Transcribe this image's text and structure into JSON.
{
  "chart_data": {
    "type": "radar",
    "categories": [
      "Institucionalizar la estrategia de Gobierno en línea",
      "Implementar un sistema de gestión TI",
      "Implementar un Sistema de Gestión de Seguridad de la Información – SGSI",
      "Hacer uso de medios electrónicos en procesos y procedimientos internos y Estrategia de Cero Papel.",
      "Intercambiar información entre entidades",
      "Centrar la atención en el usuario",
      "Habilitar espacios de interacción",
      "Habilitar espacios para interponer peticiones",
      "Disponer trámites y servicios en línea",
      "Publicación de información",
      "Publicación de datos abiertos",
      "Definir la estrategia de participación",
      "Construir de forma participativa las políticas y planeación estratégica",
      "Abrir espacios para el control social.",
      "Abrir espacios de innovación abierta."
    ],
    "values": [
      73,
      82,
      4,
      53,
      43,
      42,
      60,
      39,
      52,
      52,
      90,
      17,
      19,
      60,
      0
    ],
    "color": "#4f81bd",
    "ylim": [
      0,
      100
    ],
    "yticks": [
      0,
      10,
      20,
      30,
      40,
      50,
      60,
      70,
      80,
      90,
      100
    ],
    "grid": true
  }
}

**What to do**
Go through the entries above and pull out each line with "Habilitar" in it.

**Reply**
      "Habilitar espacios de interacción",
      "Habilitar espacios para interponer peticiones",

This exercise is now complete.